** begin **
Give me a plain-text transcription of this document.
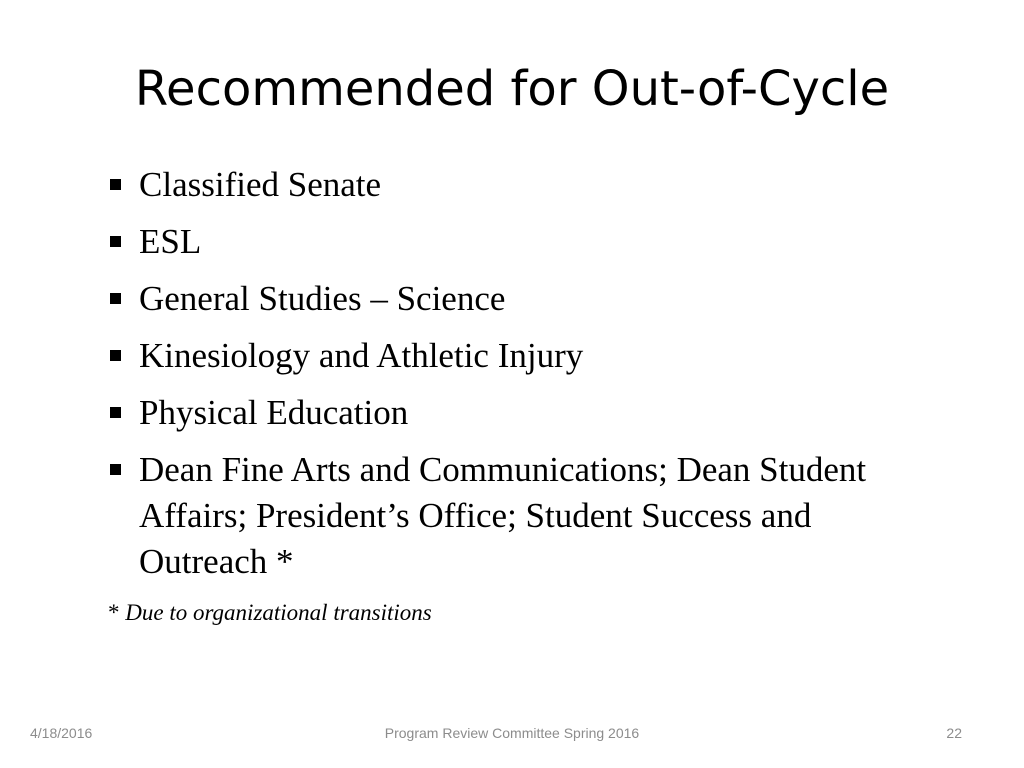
Recommended for Out-of-Cycle
Classified Senate
ESL
General Studies – Science
Kinesiology and Athletic Injury
Physical Education
Dean Fine Arts and Communications; Dean Student Affairs; President’s Office; Student Success and Outreach *
* Due to organizational transitions
4/18/2016	Program Review Committee Spring 2016	22
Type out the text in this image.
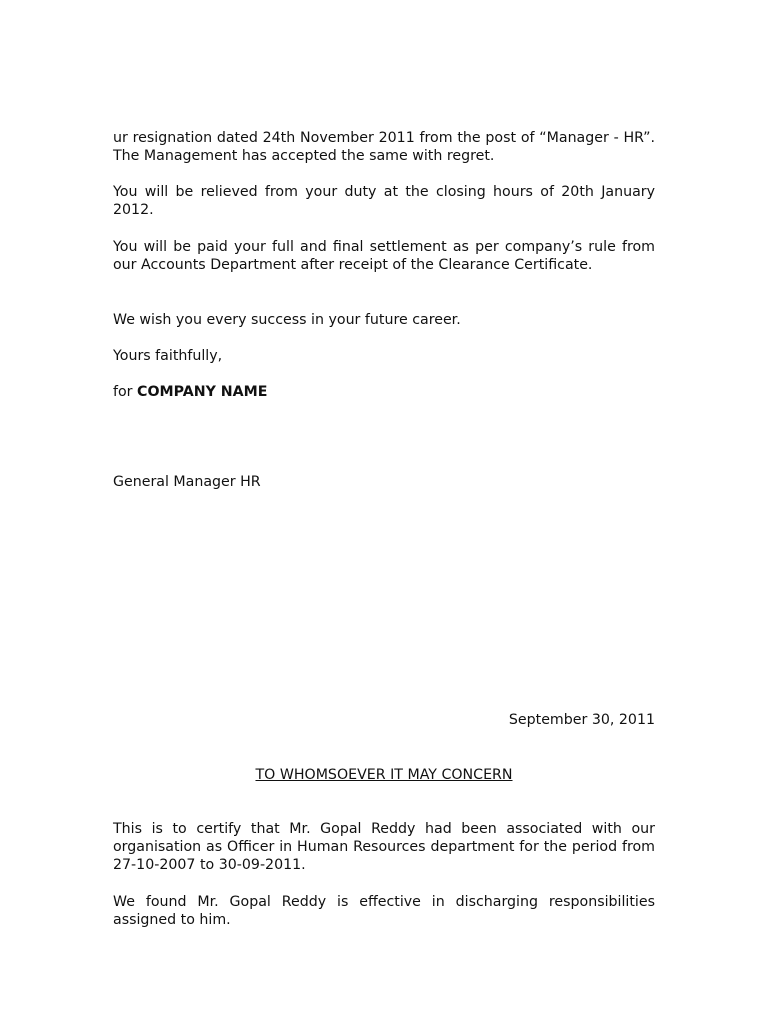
ur resignation dated 24th November 2011 from the post of “Manager - HR”. The Management has accepted the same with regret.

You will be relieved from your duty at the closing hours of 20th January 2012.

You will be paid your full and final settlement as per company’s rule from our Accounts Department after receipt of the Clearance Certificate.

We wish you every success in your future career.

Yours faithfully,

for COMPANY NAME

General Manager HR

September 30, 2011

TO WHOMSOEVER IT MAY CONCERN

This is to certify that Mr. Gopal Reddy had been associated with our organisation as Officer in Human Resources department for the period from 27-10-2007 to 30-09-2011.

We found Mr. Gopal Reddy is effective in discharging responsibilities assigned to him.
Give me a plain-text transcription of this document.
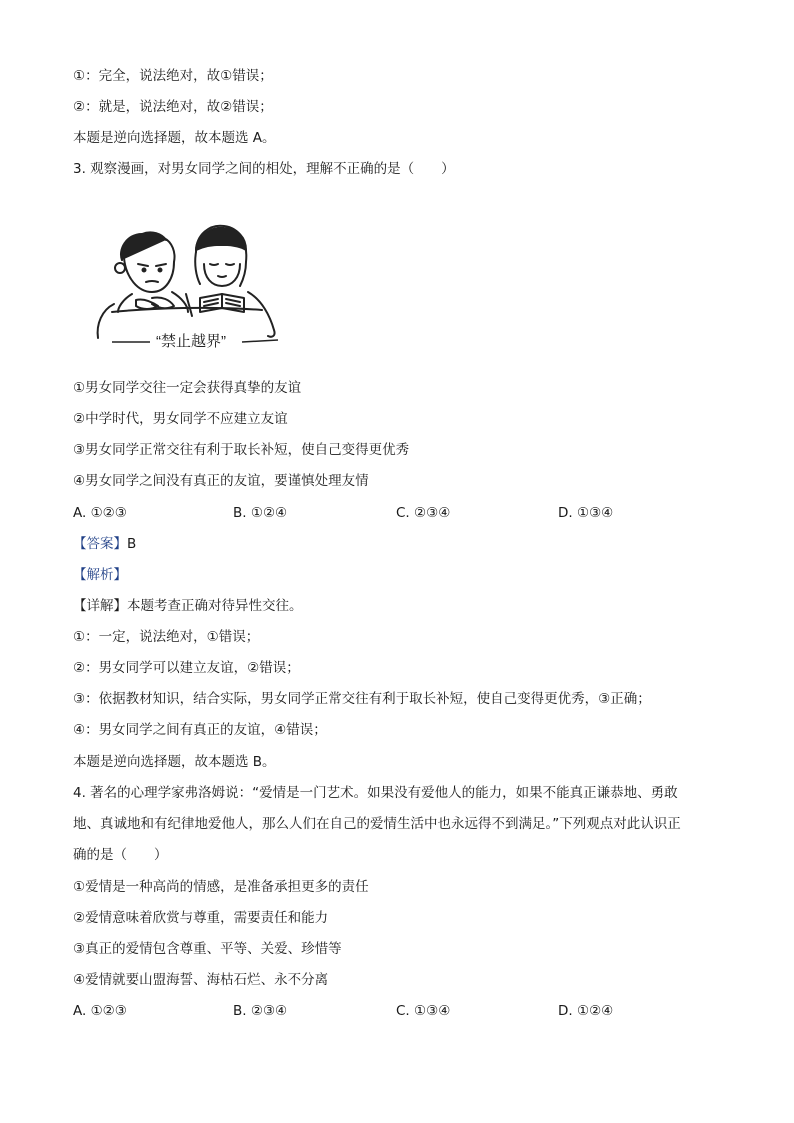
①：完全，说法绝对，故①错误；
②：就是，说法绝对，故②错误；
本题是逆向选择题，故本题选 A。
3. 观察漫画，对男女同学之间的相处，理解不正确的是（　　）
“禁止越界”
①男女同学交往一定会获得真挚的友谊
②中学时代，男女同学不应建立友谊
③男女同学正常交往有利于取长补短，使自己变得更优秀
④男女同学之间没有真正的友谊，要谨慎处理友情
A. ①②③	B. ①②④	C. ②③④	D. ①③④
【答案】B
【解析】
【详解】本题考查正确对待异性交往。
①：一定，说法绝对，①错误；
②：男女同学可以建立友谊，②错误；
③：依据教材知识，结合实际，男女同学正常交往有利于取长补短，使自己变得更优秀，③正确；
④：男女同学之间有真正的友谊，④错误；
本题是逆向选择题，故本题选 B。
4. 著名的心理学家弗洛姆说：“爱情是一门艺术。如果没有爱他人的能力，如果不能真正谦恭地、勇敢
地、真诚地和有纪律地爱他人，那么人们在自己的爱情生活中也永远得不到满足。”下列观点对此认识正
确的是（　　）
①爱情是一种高尚的情感，是准备承担更多的责任
②爱情意味着欣赏与尊重，需要责任和能力
③真正的爱情包含尊重、平等、关爱、珍惜等
④爱情就要山盟海誓、海枯石烂、永不分离
A. ①②③	B. ②③④	C. ①③④	D. ①②④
** end **
• Written request
Quote the records in their entirety, keeping the wording exact and excluding pictures.

• Exercise solution
Give me a plain-text transcription of this document.
Recommended for Out-of-Cycle
Classified Senate
ESL
General Studies – Science
Kinesiology and Athletic Injury
Physical Education
Dean Fine Arts and Communications; Dean Student Affairs; President’s Office; Student Success and Outreach *
* Due to organizational transitions
4/18/2016	Program Review Committee Spring 2016	22
Type out the text in this image.
ur resignation dated 24th November 2011 from the post of “Manager - HR”. The Management has accepted the same with regret.

You will be relieved from your duty at the closing hours of 20th January 2012.

You will be paid your full and final settlement as per company’s rule from our Accounts Department after receipt of the Clearance Certificate.

We wish you every success in your future career.

Yours faithfully,

for COMPANY NAME

General Manager HR

September 30, 2011

TO WHOMSOEVER IT MAY CONCERN

This is to certify that Mr. Gopal Reddy had been associated with our organisation as Officer in Human Resources department for the period from 27-10-2007 to 30-09-2011.

We found Mr. Gopal Reddy is effective in discharging responsibilities assigned to him.
Give me a plain-text transcription of this document.
①：完全，说法绝对，故①错误；
②：就是，说法绝对，故②错误；
本题是逆向选择题，故本题选 A。
3. 观察漫画，对男女同学之间的相处，理解不正确的是（　　）
“禁止越界”
①男女同学交往一定会获得真挚的友谊
②中学时代，男女同学不应建立友谊
③男女同学正常交往有利于取长补短，使自己变得更优秀
④男女同学之间没有真正的友谊，要谨慎处理友情
A. ①②③	B. ①②④	C. ②③④	D. ①③④
【答案】B
【解析】
【详解】本题考查正确对待异性交往。
①：一定，说法绝对，①错误；
②：男女同学可以建立友谊，②错误；
③：依据教材知识，结合实际，男女同学正常交往有利于取长补短，使自己变得更优秀，③正确；
④：男女同学之间有真正的友谊，④错误；
本题是逆向选择题，故本题选 B。
4. 著名的心理学家弗洛姆说：“爱情是一门艺术。如果没有爱他人的能力，如果不能真正谦恭地、勇敢
地、真诚地和有纪律地爱他人，那么人们在自己的爱情生活中也永远得不到满足。”下列观点对此认识正
确的是（　　）
①爱情是一种高尚的情感，是准备承担更多的责任
②爱情意味着欣赏与尊重，需要责任和能力
③真正的爱情包含尊重、平等、关爱、珍惜等
④爱情就要山盟海誓、海枯石烂、永不分离
A. ①②③	B. ②③④	C. ①③④	D. ①②④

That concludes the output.